◆ Task brief:
Transcribe the records that follow. Keep every word exactly, and drop the pictures.

────────────────────────────────────────

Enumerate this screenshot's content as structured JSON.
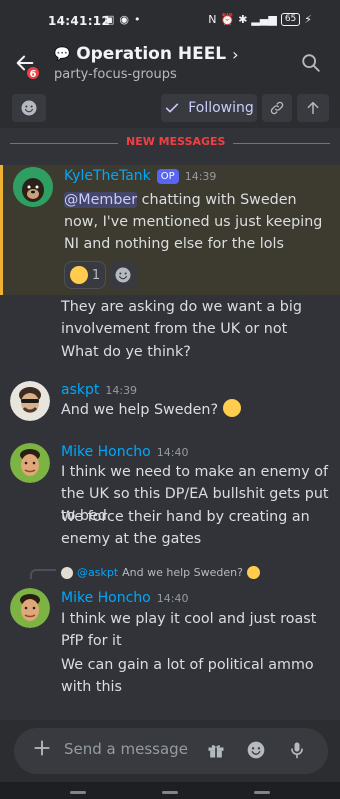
{
  "status_bar": {
    "time": "14:41:12",
    "battery": "65"
  },
  "header": {
    "title": "Operation HEEL",
    "channel": "party-focus-groups",
    "back_badge": "6"
  },
  "toolbar": {
    "following_label": "Following"
  },
  "divider": {
    "label": "NEW MESSAGES"
  },
  "messages": [
    {
      "author": "KyleTheTank",
      "badge": "OP",
      "time": "14:39",
      "mention": "@Member",
      "text": " chatting with Sweden now, I've mentioned us just keeping NI and nothing else for the lols",
      "reaction_count": "1"
    },
    {
      "text": "They are asking do we want a big involvement from the UK or not"
    },
    {
      "text": "What do ye think?"
    },
    {
      "author": "askpt",
      "time": "14:39",
      "text": "And we help Sweden?"
    },
    {
      "author": "Mike Honcho",
      "time": "14:40",
      "text": "I think we need to make an enemy of the UK so this DP/EA bullshit gets put to bed"
    },
    {
      "text": "We force their hand by creating an enemy at the gates"
    },
    {
      "reply_user": "@askpt",
      "reply_text": "And we help Sweden?",
      "author": "Mike Honcho",
      "time": "14:40",
      "text": "I think we play it cool and just roast PfP for it"
    },
    {
      "text": "We can gain a lot of political ammo with this"
    }
  ],
  "composer": {
    "placeholder": "Send a message i..."
  },
  "icons": {
    "back": "arrow-left-icon",
    "search": "search-icon",
    "emoji": "emoji-icon",
    "check": "check-icon",
    "link": "link-icon",
    "up": "arrow-up-icon",
    "plus": "plus-icon",
    "gift": "gift-icon",
    "mic": "mic-icon"
  },
  "colors": {
    "accent": "#5865f2",
    "username": "#00a8fc",
    "new_messages": "#f23f43",
    "mention_bar": "#f0b232"
  }
}
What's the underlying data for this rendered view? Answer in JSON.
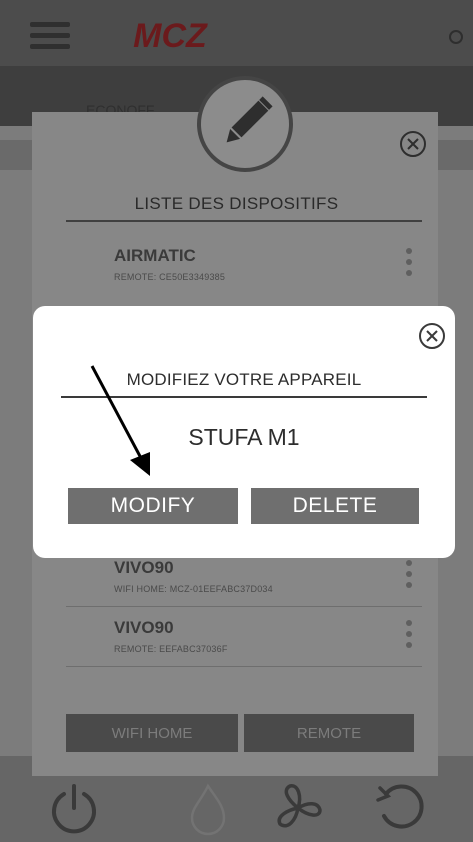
{
  "header": {
    "brand": "MCZ"
  },
  "subbar": {
    "label": "ECONOFF"
  },
  "list_panel": {
    "title": "LISTE DES DISPOSITIFS",
    "devices": [
      {
        "name": "AIRMATIC",
        "sub": "REMOTE: CE50E3349385"
      },
      {
        "name": "VIVO90",
        "sub": "WIFI HOME: MCZ-01EEFABC37D034"
      },
      {
        "name": "VIVO90",
        "sub": "REMOTE: EEFABC37036F"
      }
    ],
    "buttons": {
      "wifi_home": "WIFI HOME",
      "remote": "REMOTE"
    }
  },
  "modal": {
    "title": "MODIFIEZ VOTRE APPAREIL",
    "device_name": "STUFA M1",
    "modify_label": "MODIFY",
    "delete_label": "DELETE"
  },
  "colors": {
    "overlay": "#7c7c7c",
    "panel": "#878787",
    "modal_button": "#6f6f6f",
    "brand_red": "#b01d22"
  },
  "icons": [
    "menu-icon",
    "edit-pencil-icon",
    "close-icon",
    "kebab-icon",
    "power-icon",
    "flame-icon",
    "fan-icon",
    "reset-icon"
  ]
}
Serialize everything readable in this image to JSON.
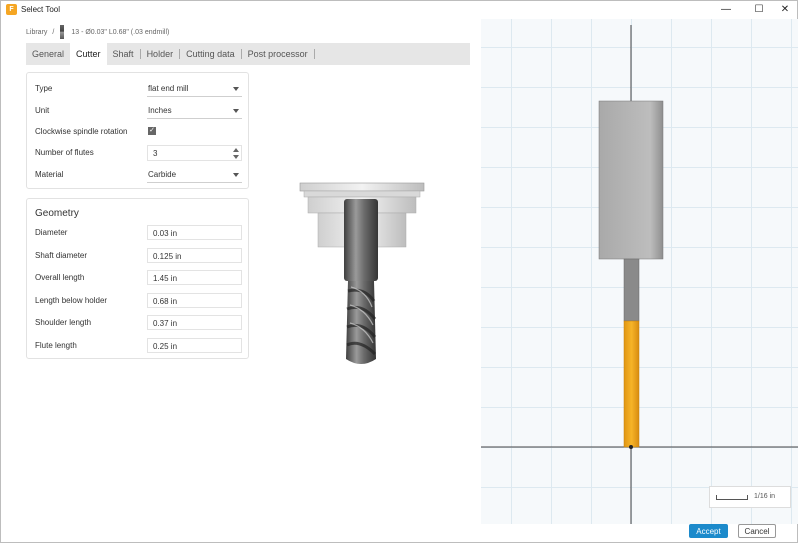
{
  "window": {
    "title": "Select Tool",
    "minimize": "—",
    "maximize": "☐",
    "close": "✕",
    "app_icon": "F"
  },
  "breadcrumb": {
    "root": "Library",
    "separator": "/",
    "tool_name": "13 - Ø0.03\" L0.68\" (.03 endmill)"
  },
  "tabs": [
    {
      "label": "General",
      "active": false
    },
    {
      "label": "Cutter",
      "active": true
    },
    {
      "label": "Shaft",
      "active": false
    },
    {
      "label": "Holder",
      "active": false
    },
    {
      "label": "Cutting data",
      "active": false
    },
    {
      "label": "Post processor",
      "active": false
    }
  ],
  "cutter": {
    "type_label": "Type",
    "type_value": "flat end mill",
    "unit_label": "Unit",
    "unit_value": "Inches",
    "spindle_label": "Clockwise spindle rotation",
    "spindle_checked": true,
    "flutes_label": "Number of flutes",
    "flutes_value": "3",
    "material_label": "Material",
    "material_value": "Carbide"
  },
  "geometry": {
    "title": "Geometry",
    "fields": [
      {
        "label": "Diameter",
        "value": "0.03 in"
      },
      {
        "label": "Shaft diameter",
        "value": "0.125 in"
      },
      {
        "label": "Overall length",
        "value": "1.45 in"
      },
      {
        "label": "Length below holder",
        "value": "0.68 in"
      },
      {
        "label": "Shoulder length",
        "value": "0.37 in"
      },
      {
        "label": "Flute length",
        "value": "0.25 in"
      }
    ]
  },
  "viewport": {
    "scale_label": "1/16 in",
    "flute_color": "#f0a81e",
    "shank_color": "#8a8a8a",
    "holder_color": "#b5b5b5"
  },
  "buttons": {
    "accept": "Accept",
    "cancel": "Cancel"
  }
}
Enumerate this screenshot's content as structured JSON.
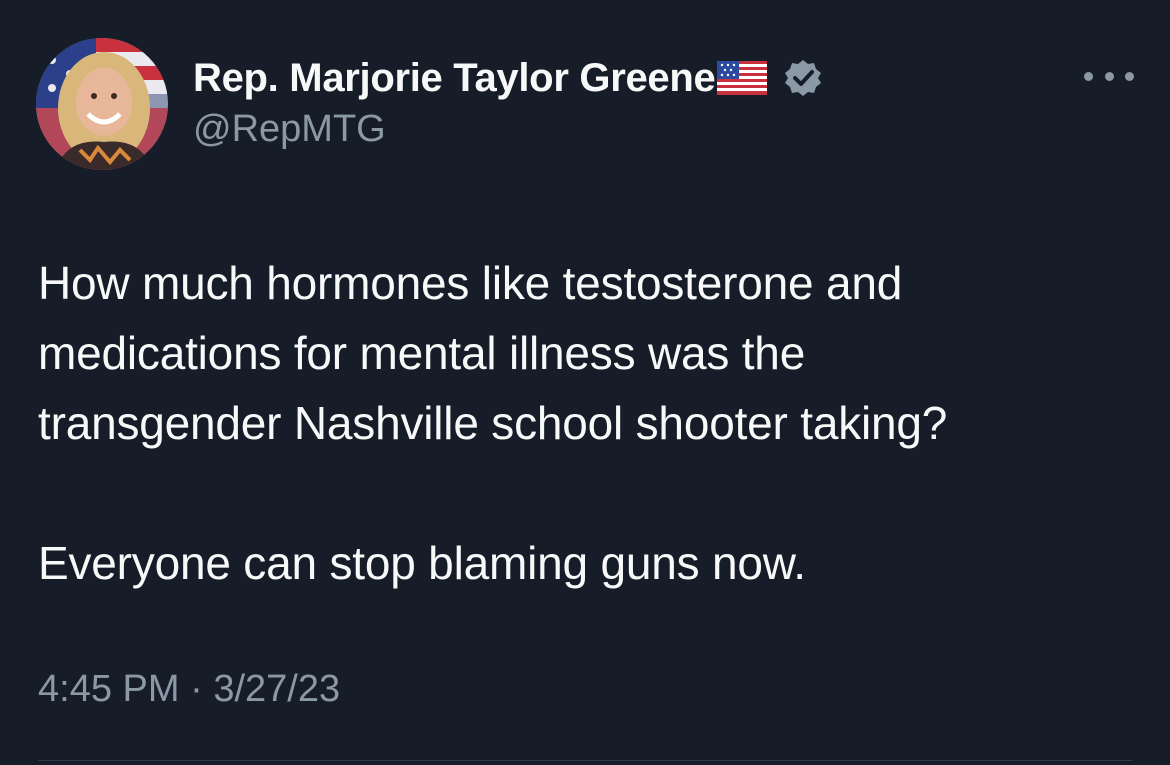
{
  "author": {
    "display_name": "Rep. Marjorie Taylor Greene",
    "handle": "@RepMTG",
    "flag_icon": "us-flag-icon",
    "verified_icon": "verified-badge-icon",
    "verified_color": "#8b98a5"
  },
  "tweet": {
    "lines_paragraph1": [
      "How much hormones like testosterone and",
      "medications for mental illness was the",
      "transgender Nashville school shooter taking?"
    ],
    "paragraph2": "Everyone can stop blaming guns now.",
    "time": "4:45 PM",
    "separator": "·",
    "date": "3/27/23"
  },
  "menu": {
    "icon": "more-options-icon"
  },
  "colors": {
    "background": "#171d28",
    "text": "#f7f9f9",
    "secondary": "#8b98a5"
  }
}
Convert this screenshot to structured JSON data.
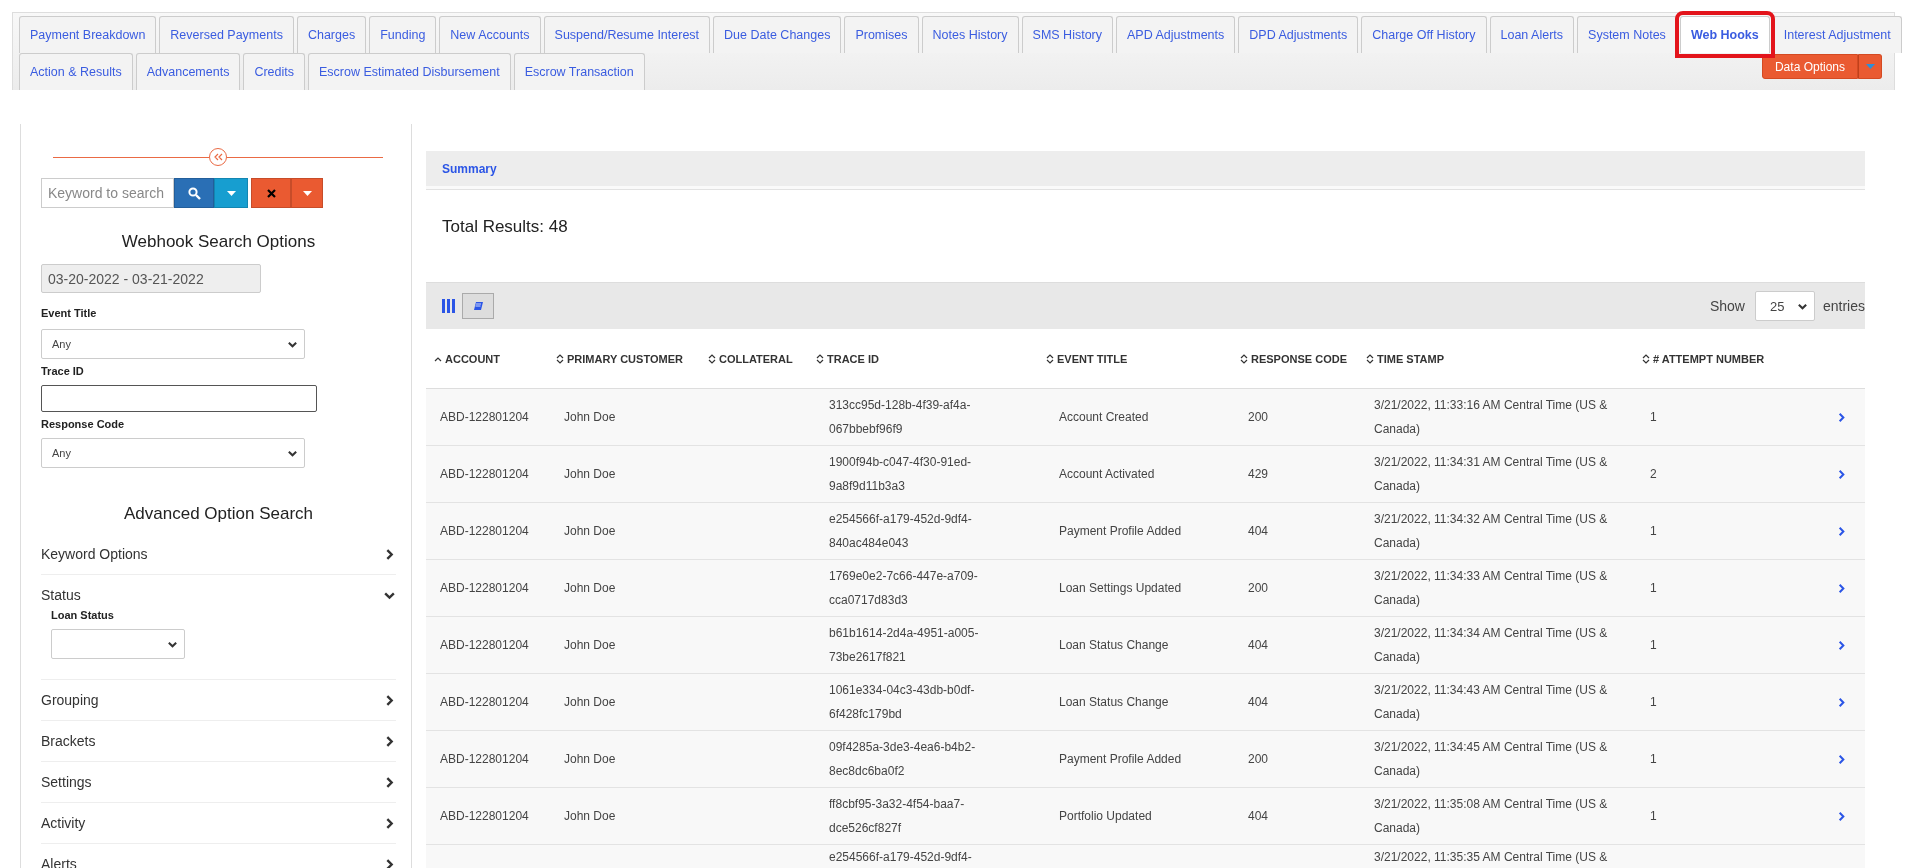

────────────────────────────────────────

◆ Exercise answer:
Enumerate this screenshot's content as structured JSON.
{
  "status_bar": {
    "time": "14:41:12",
    "battery": "65"
  },
  "header": {
    "title": "Operation HEEL",
    "channel": "party-focus-groups",
    "back_badge": "6"
  },
  "toolbar": {
    "following_label": "Following"
  },
  "divider": {
    "label": "NEW MESSAGES"
  },
  "messages": [
    {
      "author": "KyleTheTank",
      "badge": "OP",
      "time": "14:39",
      "mention": "@Member",
      "text": " chatting with Sweden now, I've mentioned us just keeping NI and nothing else for the lols",
      "reaction_count": "1"
    },
    {
      "text": "They are asking do we want a big involvement from the UK or not"
    },
    {
      "text": "What do ye think?"
    },
    {
      "author": "askpt",
      "time": "14:39",
      "text": "And we help Sweden?"
    },
    {
      "author": "Mike Honcho",
      "time": "14:40",
      "text": "I think we need to make an enemy of the UK so this DP/EA bullshit gets put to bed"
    },
    {
      "text": "We force their hand by creating an enemy at the gates"
    },
    {
      "reply_user": "@askpt",
      "reply_text": "And we help Sweden?",
      "author": "Mike Honcho",
      "time": "14:40",
      "text": "I think we play it cool and just roast PfP for it"
    },
    {
      "text": "We can gain a lot of political ammo with this"
    }
  ],
  "composer": {
    "placeholder": "Send a message i..."
  },
  "icons": {
    "back": "arrow-left-icon",
    "search": "search-icon",
    "emoji": "emoji-icon",
    "check": "check-icon",
    "link": "link-icon",
    "up": "arrow-up-icon",
    "plus": "plus-icon",
    "gift": "gift-icon",
    "mic": "mic-icon"
  },
  "colors": {
    "accent": "#5865f2",
    "username": "#00a8fc",
    "new_messages": "#f23f43",
    "mention_bar": "#f0b232"
  }
}
What's the underlying data for this rendered view? Answer in JSON.
{
  "header": {
    "brand": "MCZ"
  },
  "subbar": {
    "label": "ECONOFF"
  },
  "list_panel": {
    "title": "LISTE DES DISPOSITIFS",
    "devices": [
      {
        "name": "AIRMATIC",
        "sub": "REMOTE: CE50E3349385"
      },
      {
        "name": "VIVO90",
        "sub": "WIFI HOME: MCZ-01EEFABC37D034"
      },
      {
        "name": "VIVO90",
        "sub": "REMOTE: EEFABC37036F"
      }
    ],
    "buttons": {
      "wifi_home": "WIFI HOME",
      "remote": "REMOTE"
    }
  },
  "modal": {
    "title": "MODIFIEZ VOTRE APPAREIL",
    "device_name": "STUFA M1",
    "modify_label": "MODIFY",
    "delete_label": "DELETE"
  },
  "colors": {
    "overlay": "#7c7c7c",
    "panel": "#878787",
    "modal_button": "#6f6f6f",
    "brand_red": "#b01d22"
  },
  "icons": [
    "menu-icon",
    "edit-pencil-icon",
    "close-icon",
    "kebab-icon",
    "power-icon",
    "flame-icon",
    "fan-icon",
    "reset-icon"
  ]
}
Serialize everything readable in this image to JSON.
{
  "window": {
    "title": "Select Tool",
    "minimize": "—",
    "maximize": "☐",
    "close": "✕",
    "app_icon": "F"
  },
  "breadcrumb": {
    "root": "Library",
    "separator": "/",
    "tool_name": "13 - Ø0.03\" L0.68\" (.03 endmill)"
  },
  "tabs": [
    {
      "label": "General",
      "active": false
    },
    {
      "label": "Cutter",
      "active": true
    },
    {
      "label": "Shaft",
      "active": false
    },
    {
      "label": "Holder",
      "active": false
    },
    {
      "label": "Cutting data",
      "active": false
    },
    {
      "label": "Post processor",
      "active": false
    }
  ],
  "cutter": {
    "type_label": "Type",
    "type_value": "flat end mill",
    "unit_label": "Unit",
    "unit_value": "Inches",
    "spindle_label": "Clockwise spindle rotation",
    "spindle_checked": true,
    "flutes_label": "Number of flutes",
    "flutes_value": "3",
    "material_label": "Material",
    "material_value": "Carbide"
  },
  "geometry": {
    "title": "Geometry",
    "fields": [
      {
        "label": "Diameter",
        "value": "0.03 in"
      },
      {
        "label": "Shaft diameter",
        "value": "0.125 in"
      },
      {
        "label": "Overall length",
        "value": "1.45 in"
      },
      {
        "label": "Length below holder",
        "value": "0.68 in"
      },
      {
        "label": "Shoulder length",
        "value": "0.37 in"
      },
      {
        "label": "Flute length",
        "value": "0.25 in"
      }
    ]
  },
  "viewport": {
    "scale_label": "1/16 in",
    "flute_color": "#f0a81e",
    "shank_color": "#8a8a8a",
    "holder_color": "#b5b5b5"
  },
  "buttons": {
    "accept": "Accept",
    "cancel": "Cancel"
  }
}
Enumerate this screenshot's content as structured JSON.
{
  "author": {
    "display_name": "Rep. Marjorie Taylor Greene",
    "handle": "@RepMTG",
    "flag_icon": "us-flag-icon",
    "verified_icon": "verified-badge-icon",
    "verified_color": "#8b98a5"
  },
  "tweet": {
    "lines_paragraph1": [
      "How much hormones like testosterone and",
      "medications for mental illness was the",
      "transgender Nashville school shooter taking?"
    ],
    "paragraph2": "Everyone can stop blaming guns now.",
    "time": "4:45 PM",
    "separator": "·",
    "date": "3/27/23"
  },
  "menu": {
    "icon": "more-options-icon"
  },
  "colors": {
    "background": "#171d28",
    "text": "#f7f9f9",
    "secondary": "#8b98a5"
  }
}
Convert this screenshot to structured JSON data.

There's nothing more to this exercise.